Scan the data for lines with "semi" and report the count by itself.

Excerpts from a figure dataset:
— START —
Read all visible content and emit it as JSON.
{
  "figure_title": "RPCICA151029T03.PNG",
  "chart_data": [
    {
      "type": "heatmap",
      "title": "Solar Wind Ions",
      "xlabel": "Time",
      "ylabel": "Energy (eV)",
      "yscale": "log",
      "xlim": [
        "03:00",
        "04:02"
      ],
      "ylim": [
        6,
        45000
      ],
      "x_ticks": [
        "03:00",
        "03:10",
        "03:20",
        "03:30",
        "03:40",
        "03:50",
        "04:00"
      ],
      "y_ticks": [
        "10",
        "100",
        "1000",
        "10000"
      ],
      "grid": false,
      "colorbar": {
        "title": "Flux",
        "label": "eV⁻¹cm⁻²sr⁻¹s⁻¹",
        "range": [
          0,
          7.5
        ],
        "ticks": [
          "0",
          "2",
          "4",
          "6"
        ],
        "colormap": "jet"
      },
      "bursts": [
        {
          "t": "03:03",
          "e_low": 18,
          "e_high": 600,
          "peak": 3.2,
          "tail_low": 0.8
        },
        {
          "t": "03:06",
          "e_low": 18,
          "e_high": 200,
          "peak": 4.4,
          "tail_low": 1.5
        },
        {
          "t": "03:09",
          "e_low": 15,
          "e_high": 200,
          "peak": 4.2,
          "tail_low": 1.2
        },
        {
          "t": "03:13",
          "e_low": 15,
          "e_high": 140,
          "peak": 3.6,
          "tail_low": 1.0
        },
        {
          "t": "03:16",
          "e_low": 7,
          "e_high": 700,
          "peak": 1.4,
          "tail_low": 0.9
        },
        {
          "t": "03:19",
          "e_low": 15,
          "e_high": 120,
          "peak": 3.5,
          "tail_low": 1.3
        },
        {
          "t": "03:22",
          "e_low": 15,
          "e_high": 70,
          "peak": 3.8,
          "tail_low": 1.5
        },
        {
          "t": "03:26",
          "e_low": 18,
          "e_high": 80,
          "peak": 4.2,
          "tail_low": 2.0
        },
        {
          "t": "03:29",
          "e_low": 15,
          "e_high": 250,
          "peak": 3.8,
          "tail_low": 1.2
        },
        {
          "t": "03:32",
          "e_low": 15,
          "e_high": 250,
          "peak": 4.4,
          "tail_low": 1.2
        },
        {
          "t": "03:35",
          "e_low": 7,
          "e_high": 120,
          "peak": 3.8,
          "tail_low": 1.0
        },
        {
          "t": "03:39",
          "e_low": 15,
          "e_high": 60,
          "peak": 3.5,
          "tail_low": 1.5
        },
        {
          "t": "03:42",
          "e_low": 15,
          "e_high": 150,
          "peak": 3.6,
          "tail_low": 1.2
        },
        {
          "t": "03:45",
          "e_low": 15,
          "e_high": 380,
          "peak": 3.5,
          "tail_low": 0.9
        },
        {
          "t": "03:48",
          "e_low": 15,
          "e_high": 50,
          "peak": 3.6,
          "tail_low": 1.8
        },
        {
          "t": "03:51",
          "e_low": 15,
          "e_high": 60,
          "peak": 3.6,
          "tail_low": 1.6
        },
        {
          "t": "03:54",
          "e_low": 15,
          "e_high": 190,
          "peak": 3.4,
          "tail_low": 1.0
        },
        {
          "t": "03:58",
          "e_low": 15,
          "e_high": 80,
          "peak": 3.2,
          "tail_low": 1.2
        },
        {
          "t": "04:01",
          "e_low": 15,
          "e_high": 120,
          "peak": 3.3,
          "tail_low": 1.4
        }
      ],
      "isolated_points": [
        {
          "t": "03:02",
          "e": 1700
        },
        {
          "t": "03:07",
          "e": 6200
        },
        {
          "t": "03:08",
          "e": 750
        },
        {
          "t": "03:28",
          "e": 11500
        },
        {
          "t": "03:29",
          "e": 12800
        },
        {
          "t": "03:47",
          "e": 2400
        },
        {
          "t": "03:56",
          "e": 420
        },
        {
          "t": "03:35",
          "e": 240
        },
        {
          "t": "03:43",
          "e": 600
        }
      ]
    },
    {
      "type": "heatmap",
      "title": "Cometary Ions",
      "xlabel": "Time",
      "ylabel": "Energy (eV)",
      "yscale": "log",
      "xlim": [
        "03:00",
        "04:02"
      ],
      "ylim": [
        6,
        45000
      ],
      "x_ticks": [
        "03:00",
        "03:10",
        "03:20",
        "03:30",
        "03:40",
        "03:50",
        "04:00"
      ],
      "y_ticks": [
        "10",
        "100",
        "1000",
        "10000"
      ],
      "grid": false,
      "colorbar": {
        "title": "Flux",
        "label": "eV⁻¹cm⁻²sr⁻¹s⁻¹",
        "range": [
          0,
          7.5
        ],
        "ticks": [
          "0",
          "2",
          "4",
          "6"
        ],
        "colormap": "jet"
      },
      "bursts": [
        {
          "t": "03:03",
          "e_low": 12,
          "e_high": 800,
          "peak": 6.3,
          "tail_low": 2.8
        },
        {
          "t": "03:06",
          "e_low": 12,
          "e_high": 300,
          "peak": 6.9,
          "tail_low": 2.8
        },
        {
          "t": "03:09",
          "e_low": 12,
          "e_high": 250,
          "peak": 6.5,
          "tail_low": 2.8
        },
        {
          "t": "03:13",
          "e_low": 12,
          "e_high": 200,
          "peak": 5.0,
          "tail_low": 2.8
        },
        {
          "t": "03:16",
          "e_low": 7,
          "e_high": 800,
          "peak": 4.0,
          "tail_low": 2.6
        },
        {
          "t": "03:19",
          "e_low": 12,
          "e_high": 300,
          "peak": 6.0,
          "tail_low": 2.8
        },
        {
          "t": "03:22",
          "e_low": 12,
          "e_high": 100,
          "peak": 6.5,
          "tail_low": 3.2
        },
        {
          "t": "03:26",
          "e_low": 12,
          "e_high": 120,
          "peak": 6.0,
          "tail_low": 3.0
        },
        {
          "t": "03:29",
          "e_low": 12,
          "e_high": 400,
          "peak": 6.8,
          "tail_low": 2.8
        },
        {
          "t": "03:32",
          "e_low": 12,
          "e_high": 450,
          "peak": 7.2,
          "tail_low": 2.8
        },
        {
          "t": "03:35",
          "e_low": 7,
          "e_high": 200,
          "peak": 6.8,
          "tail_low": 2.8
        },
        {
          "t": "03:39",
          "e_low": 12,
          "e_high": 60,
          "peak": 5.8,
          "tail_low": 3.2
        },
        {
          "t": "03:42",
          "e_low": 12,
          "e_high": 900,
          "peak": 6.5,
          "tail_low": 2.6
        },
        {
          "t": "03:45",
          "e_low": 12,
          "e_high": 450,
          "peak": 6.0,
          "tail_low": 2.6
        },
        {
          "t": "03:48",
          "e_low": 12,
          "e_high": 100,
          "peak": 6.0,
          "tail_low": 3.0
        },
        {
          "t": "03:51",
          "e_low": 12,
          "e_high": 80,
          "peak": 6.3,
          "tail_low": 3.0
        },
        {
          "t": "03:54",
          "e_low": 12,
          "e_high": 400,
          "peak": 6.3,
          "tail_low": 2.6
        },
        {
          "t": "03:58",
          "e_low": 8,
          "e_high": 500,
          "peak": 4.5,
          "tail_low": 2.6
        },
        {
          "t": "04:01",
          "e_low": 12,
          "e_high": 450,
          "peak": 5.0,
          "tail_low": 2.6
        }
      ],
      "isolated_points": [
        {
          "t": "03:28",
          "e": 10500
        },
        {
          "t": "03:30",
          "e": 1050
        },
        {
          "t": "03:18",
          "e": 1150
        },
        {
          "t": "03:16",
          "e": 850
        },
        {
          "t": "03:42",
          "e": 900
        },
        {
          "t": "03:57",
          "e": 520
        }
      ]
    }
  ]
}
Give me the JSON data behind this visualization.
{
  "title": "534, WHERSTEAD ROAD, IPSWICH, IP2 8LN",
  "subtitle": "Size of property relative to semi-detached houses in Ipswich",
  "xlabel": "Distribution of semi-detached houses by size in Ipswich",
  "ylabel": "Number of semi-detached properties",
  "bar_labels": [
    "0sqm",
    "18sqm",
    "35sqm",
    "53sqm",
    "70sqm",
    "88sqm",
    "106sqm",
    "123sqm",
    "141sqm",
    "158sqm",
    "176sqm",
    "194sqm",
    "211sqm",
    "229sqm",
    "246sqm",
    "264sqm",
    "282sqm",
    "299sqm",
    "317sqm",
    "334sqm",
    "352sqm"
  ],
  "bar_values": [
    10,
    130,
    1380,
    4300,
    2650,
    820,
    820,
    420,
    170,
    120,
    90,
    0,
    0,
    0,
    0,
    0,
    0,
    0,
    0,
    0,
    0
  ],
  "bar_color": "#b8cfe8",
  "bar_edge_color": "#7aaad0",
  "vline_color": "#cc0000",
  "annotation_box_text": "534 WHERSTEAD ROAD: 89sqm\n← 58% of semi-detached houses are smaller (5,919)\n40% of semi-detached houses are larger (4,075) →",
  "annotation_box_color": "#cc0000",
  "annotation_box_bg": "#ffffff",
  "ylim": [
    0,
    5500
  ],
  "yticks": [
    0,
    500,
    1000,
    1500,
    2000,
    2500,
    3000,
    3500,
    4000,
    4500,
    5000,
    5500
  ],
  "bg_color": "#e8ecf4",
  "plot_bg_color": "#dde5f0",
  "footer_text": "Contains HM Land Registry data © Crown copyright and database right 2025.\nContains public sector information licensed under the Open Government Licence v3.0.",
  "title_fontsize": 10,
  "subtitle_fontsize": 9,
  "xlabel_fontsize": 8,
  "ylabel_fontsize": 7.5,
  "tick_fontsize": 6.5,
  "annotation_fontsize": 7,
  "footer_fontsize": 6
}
— END —
=== Solution for this problem ===
4